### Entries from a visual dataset
<<<<

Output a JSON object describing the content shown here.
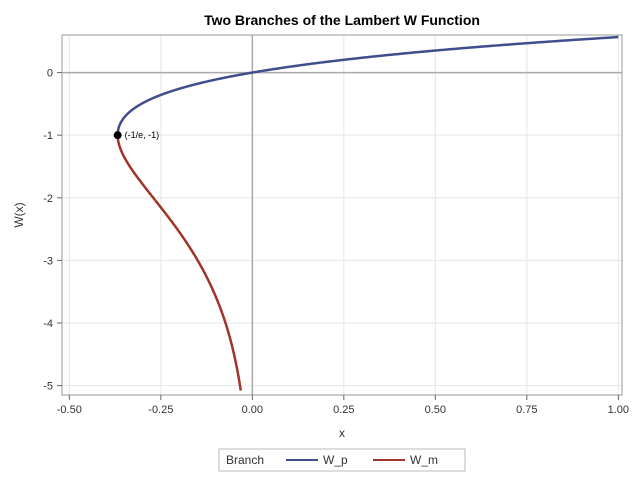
{
  "chart_data": {
    "type": "line",
    "title": "Two Branches of the Lambert W Function",
    "xlabel": "x",
    "ylabel": "W(x)",
    "xlim": [
      -0.52,
      1.01
    ],
    "ylim": [
      -5.15,
      0.6
    ],
    "xticks": [
      -0.5,
      -0.25,
      0.0,
      0.25,
      0.5,
      0.75,
      1.0
    ],
    "xtick_labels": [
      "-0.50",
      "-0.25",
      "0.00",
      "0.25",
      "0.50",
      "0.75",
      "1.00"
    ],
    "yticks": [
      0,
      -1,
      -2,
      -3,
      -4,
      -5
    ],
    "ytick_labels": [
      "0",
      "-1",
      "-2",
      "-3",
      "-4",
      "-5"
    ],
    "grid": true,
    "reference_lines": {
      "x": 0,
      "y": 0
    },
    "legend": {
      "title": "Branch",
      "position": "bottom"
    },
    "series": [
      {
        "name": "W_p",
        "color": "#3F4F8C",
        "w_range": [
          -1,
          0.5671
        ]
      },
      {
        "name": "W_m",
        "color": "#A0342A",
        "w_range": [
          -5.08,
          -1
        ]
      }
    ],
    "annotations": [
      {
        "x": -0.3679,
        "y": -1,
        "text": "(-1/e, -1)"
      }
    ]
  }
}
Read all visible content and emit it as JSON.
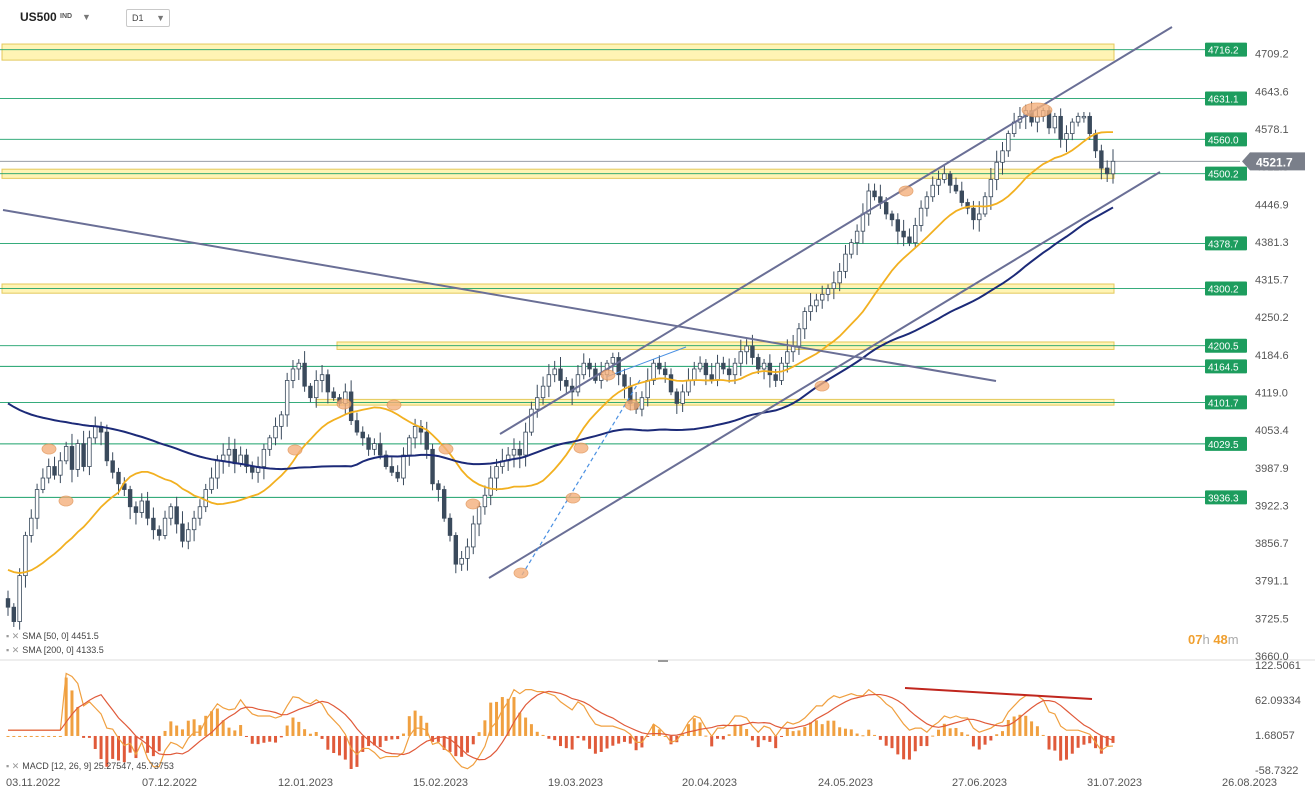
{
  "symbol": "US500",
  "exchange": "IND",
  "timeframe": "D1",
  "countdown": {
    "hours": "07",
    "h_unit": "h",
    "minutes": "48",
    "m_unit": "m"
  },
  "indicators": {
    "sma50": "SMA [50, 0] 4451.5",
    "sma200": "SMA [200, 0] 4133.5",
    "macd_label": "MACD [12, 26, 9]",
    "macd_values": "25.27547,  45.73753"
  },
  "colors": {
    "bull": "#ffffff",
    "bear": "#3a4a5c",
    "sma50": "#f2b020",
    "sma200": "#1c2a78",
    "hline": "#1aa06a",
    "zone_fill": "#fff3a8",
    "zone_border": "#e0c040",
    "channel": "#6a6f96",
    "macd_fast": "#f0a040",
    "macd_slow": "#e05a3a",
    "hist_pos": "#f0a040",
    "hist_neg": "#e05a3a",
    "divergence": "#c0261e",
    "marker": "#f4b07c",
    "current_price_bg": "#7a7f8a"
  },
  "chart_data": {
    "type": "candlestick",
    "price_axis_ticks": [
      "4709.2",
      "4643.6",
      "4578.1",
      "4512.5",
      "4446.9",
      "4381.3",
      "4315.7",
      "4250.2",
      "4184.6",
      "4119.0",
      "4053.4",
      "3987.9",
      "3922.3",
      "3856.7",
      "3791.1",
      "3725.5",
      "3660.0"
    ],
    "ylim": [
      3660.0,
      4740.0
    ],
    "date_ticks": [
      "03.11.2022",
      "07.12.2022",
      "12.01.2023",
      "15.02.2023",
      "19.03.2023",
      "20.04.2023",
      "24.05.2023",
      "27.06.2023",
      "31.07.2023",
      "26.08.2023"
    ],
    "current_price": "4521.7",
    "levels": [
      "4716.2",
      "4631.1",
      "4560.0",
      "4500.2",
      "4378.7",
      "4300.2",
      "4200.5",
      "4164.5",
      "4101.7",
      "4029.5",
      "3936.3"
    ],
    "zones": [
      {
        "low": 4698,
        "high": 4726
      },
      {
        "low": 4492,
        "high": 4508
      },
      {
        "low": 4292,
        "high": 4308
      },
      {
        "low": 4194,
        "high": 4207
      },
      {
        "low": 4097,
        "high": 4107
      }
    ],
    "closes": [
      3745,
      3720,
      3800,
      3870,
      3900,
      3950,
      3970,
      3990,
      3975,
      4000,
      4025,
      3985,
      4030,
      3990,
      4040,
      4060,
      4050,
      4000,
      3980,
      3960,
      3950,
      3920,
      3910,
      3930,
      3900,
      3880,
      3870,
      3900,
      3920,
      3890,
      3860,
      3880,
      3900,
      3920,
      3950,
      3970,
      4000,
      4010,
      4020,
      3995,
      4010,
      3990,
      3980,
      3990,
      4020,
      4040,
      4060,
      4080,
      4140,
      4160,
      4170,
      4130,
      4110,
      4140,
      4150,
      4120,
      4110,
      4100,
      4120,
      4070,
      4050,
      4040,
      4020,
      4030,
      4010,
      3990,
      3980,
      3970,
      4010,
      4040,
      4060,
      4050,
      4020,
      3960,
      3950,
      3900,
      3870,
      3820,
      3830,
      3850,
      3890,
      3920,
      3940,
      3970,
      3990,
      4000,
      4010,
      4020,
      4010,
      4050,
      4090,
      4110,
      4130,
      4150,
      4160,
      4140,
      4130,
      4120,
      4150,
      4170,
      4160,
      4140,
      4150,
      4170,
      4180,
      4150,
      4130,
      4100,
      4090,
      4110,
      4140,
      4170,
      4160,
      4150,
      4120,
      4100,
      4120,
      4140,
      4160,
      4170,
      4150,
      4140,
      4170,
      4160,
      4150,
      4170,
      4190,
      4200,
      4180,
      4160,
      4170,
      4150,
      4140,
      4170,
      4190,
      4200,
      4230,
      4260,
      4270,
      4280,
      4290,
      4300,
      4310,
      4330,
      4360,
      4380,
      4400,
      4430,
      4470,
      4460,
      4450,
      4430,
      4420,
      4400,
      4390,
      4380,
      4410,
      4440,
      4460,
      4480,
      4490,
      4500,
      4480,
      4470,
      4450,
      4440,
      4420,
      4430,
      4460,
      4490,
      4520,
      4540,
      4570,
      4590,
      4600,
      4610,
      4590,
      4600,
      4610,
      4580,
      4600,
      4560,
      4570,
      4590,
      4600,
      4600,
      4570,
      4540,
      4510,
      4500,
      4521.7
    ],
    "sma50_start": 3810,
    "sma200_start": 4100,
    "macd_axis_ticks": [
      "122.5061",
      "62.09334",
      "1.68057",
      "-58.7322"
    ],
    "macd_ylim": [
      -58.7322,
      122.5061
    ]
  }
}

>>>>

### Task instructions
Quote all the lines above exactly as given. Do not include the pictures.

### Full output
Output a JSON object describing the content shown here.
{
  "chart_data": {
    "type": "line",
    "title": "Two Branches of the Lambert W Function",
    "xlabel": "x",
    "ylabel": "W(x)",
    "xlim": [
      -0.52,
      1.01
    ],
    "ylim": [
      -5.15,
      0.6
    ],
    "xticks": [
      -0.5,
      -0.25,
      0.0,
      0.25,
      0.5,
      0.75,
      1.0
    ],
    "xtick_labels": [
      "-0.50",
      "-0.25",
      "0.00",
      "0.25",
      "0.50",
      "0.75",
      "1.00"
    ],
    "yticks": [
      0,
      -1,
      -2,
      -3,
      -4,
      -5
    ],
    "ytick_labels": [
      "0",
      "-1",
      "-2",
      "-3",
      "-4",
      "-5"
    ],
    "grid": true,
    "reference_lines": {
      "x": 0,
      "y": 0
    },
    "legend": {
      "title": "Branch",
      "position": "bottom"
    },
    "series": [
      {
        "name": "W_p",
        "color": "#3F4F8C",
        "w_range": [
          -1,
          0.5671
        ]
      },
      {
        "name": "W_m",
        "color": "#A0342A",
        "w_range": [
          -5.08,
          -1
        ]
      }
    ],
    "annotations": [
      {
        "x": -0.3679,
        "y": -1,
        "text": "(-1/e, -1)"
      }
    ]
  }
}
Read all visible content and emit it as JSON.
{
  "symbol": "US500",
  "exchange": "IND",
  "timeframe": "D1",
  "countdown": {
    "hours": "07",
    "h_unit": "h",
    "minutes": "48",
    "m_unit": "m"
  },
  "indicators": {
    "sma50": "SMA [50, 0] 4451.5",
    "sma200": "SMA [200, 0] 4133.5",
    "macd_label": "MACD [12, 26, 9]",
    "macd_values": "25.27547,  45.73753"
  },
  "colors": {
    "bull": "#ffffff",
    "bear": "#3a4a5c",
    "sma50": "#f2b020",
    "sma200": "#1c2a78",
    "hline": "#1aa06a",
    "zone_fill": "#fff3a8",
    "zone_border": "#e0c040",
    "channel": "#6a6f96",
    "macd_fast": "#f0a040",
    "macd_slow": "#e05a3a",
    "hist_pos": "#f0a040",
    "hist_neg": "#e05a3a",
    "divergence": "#c0261e",
    "marker": "#f4b07c",
    "current_price_bg": "#7a7f8a"
  },
  "chart_data": {
    "type": "candlestick",
    "price_axis_ticks": [
      "4709.2",
      "4643.6",
      "4578.1",
      "4512.5",
      "4446.9",
      "4381.3",
      "4315.7",
      "4250.2",
      "4184.6",
      "4119.0",
      "4053.4",
      "3987.9",
      "3922.3",
      "3856.7",
      "3791.1",
      "3725.5",
      "3660.0"
    ],
    "ylim": [
      3660.0,
      4740.0
    ],
    "date_ticks": [
      "03.11.2022",
      "07.12.2022",
      "12.01.2023",
      "15.02.2023",
      "19.03.2023",
      "20.04.2023",
      "24.05.2023",
      "27.06.2023",
      "31.07.2023",
      "26.08.2023"
    ],
    "current_price": "4521.7",
    "levels": [
      "4716.2",
      "4631.1",
      "4560.0",
      "4500.2",
      "4378.7",
      "4300.2",
      "4200.5",
      "4164.5",
      "4101.7",
      "4029.5",
      "3936.3"
    ],
    "zones": [
      {
        "low": 4698,
        "high": 4726
      },
      {
        "low": 4492,
        "high": 4508
      },
      {
        "low": 4292,
        "high": 4308
      },
      {
        "low": 4194,
        "high": 4207
      },
      {
        "low": 4097,
        "high": 4107
      }
    ],
    "closes": [
      3745,
      3720,
      3800,
      3870,
      3900,
      3950,
      3970,
      3990,
      3975,
      4000,
      4025,
      3985,
      4030,
      3990,
      4040,
      4060,
      4050,
      4000,
      3980,
      3960,
      3950,
      3920,
      3910,
      3930,
      3900,
      3880,
      3870,
      3900,
      3920,
      3890,
      3860,
      3880,
      3900,
      3920,
      3950,
      3970,
      4000,
      4010,
      4020,
      3995,
      4010,
      3990,
      3980,
      3990,
      4020,
      4040,
      4060,
      4080,
      4140,
      4160,
      4170,
      4130,
      4110,
      4140,
      4150,
      4120,
      4110,
      4100,
      4120,
      4070,
      4050,
      4040,
      4020,
      4030,
      4010,
      3990,
      3980,
      3970,
      4010,
      4040,
      4060,
      4050,
      4020,
      3960,
      3950,
      3900,
      3870,
      3820,
      3830,
      3850,
      3890,
      3920,
      3940,
      3970,
      3990,
      4000,
      4010,
      4020,
      4010,
      4050,
      4090,
      4110,
      4130,
      4150,
      4160,
      4140,
      4130,
      4120,
      4150,
      4170,
      4160,
      4140,
      4150,
      4170,
      4180,
      4150,
      4130,
      4100,
      4090,
      4110,
      4140,
      4170,
      4160,
      4150,
      4120,
      4100,
      4120,
      4140,
      4160,
      4170,
      4150,
      4140,
      4170,
      4160,
      4150,
      4170,
      4190,
      4200,
      4180,
      4160,
      4170,
      4150,
      4140,
      4170,
      4190,
      4200,
      4230,
      4260,
      4270,
      4280,
      4290,
      4300,
      4310,
      4330,
      4360,
      4380,
      4400,
      4430,
      4470,
      4460,
      4450,
      4430,
      4420,
      4400,
      4390,
      4380,
      4410,
      4440,
      4460,
      4480,
      4490,
      4500,
      4480,
      4470,
      4450,
      4440,
      4420,
      4430,
      4460,
      4490,
      4520,
      4540,
      4570,
      4590,
      4600,
      4610,
      4590,
      4600,
      4610,
      4580,
      4600,
      4560,
      4570,
      4590,
      4600,
      4600,
      4570,
      4540,
      4510,
      4500,
      4521.7
    ],
    "sma50_start": 3810,
    "sma200_start": 4100,
    "macd_axis_ticks": [
      "122.5061",
      "62.09334",
      "1.68057",
      "-58.7322"
    ],
    "macd_ylim": [
      -58.7322,
      122.5061
    ]
  }
}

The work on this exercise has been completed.